SUPPLIED MATERIAL.
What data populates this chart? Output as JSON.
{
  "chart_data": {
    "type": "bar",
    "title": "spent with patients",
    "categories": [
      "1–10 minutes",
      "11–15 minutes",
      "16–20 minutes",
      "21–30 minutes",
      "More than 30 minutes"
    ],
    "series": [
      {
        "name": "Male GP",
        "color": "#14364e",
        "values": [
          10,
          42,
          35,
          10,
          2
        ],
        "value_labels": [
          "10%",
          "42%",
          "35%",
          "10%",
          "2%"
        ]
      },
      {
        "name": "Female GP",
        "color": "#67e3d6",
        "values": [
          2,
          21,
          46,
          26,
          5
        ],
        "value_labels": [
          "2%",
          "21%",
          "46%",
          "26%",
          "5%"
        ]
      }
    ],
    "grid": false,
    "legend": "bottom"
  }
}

AIM OF THE EXERCISE. Go through the listing above and copy each line exactly.

WRITTEN SOLUTION.
What data populates this chart? Output as JSON.
{
  "chart_data": {
    "type": "bar",
    "title": "spent with patients",
    "categories": [
      "1–10 minutes",
      "11–15 minutes",
      "16–20 minutes",
      "21–30 minutes",
      "More than 30 minutes"
    ],
    "series": [
      {
        "name": "Male GP",
        "color": "#14364e",
        "values": [
          10,
          42,
          35,
          10,
          2
        ],
        "value_labels": [
          "10%",
          "42%",
          "35%",
          "10%",
          "2%"
        ]
      },
      {
        "name": "Female GP",
        "color": "#67e3d6",
        "values": [
          2,
          21,
          46,
          26,
          5
        ],
        "value_labels": [
          "2%",
          "21%",
          "46%",
          "26%",
          "5%"
        ]
      }
    ],
    "grid": false,
    "legend": "bottom"
  }
}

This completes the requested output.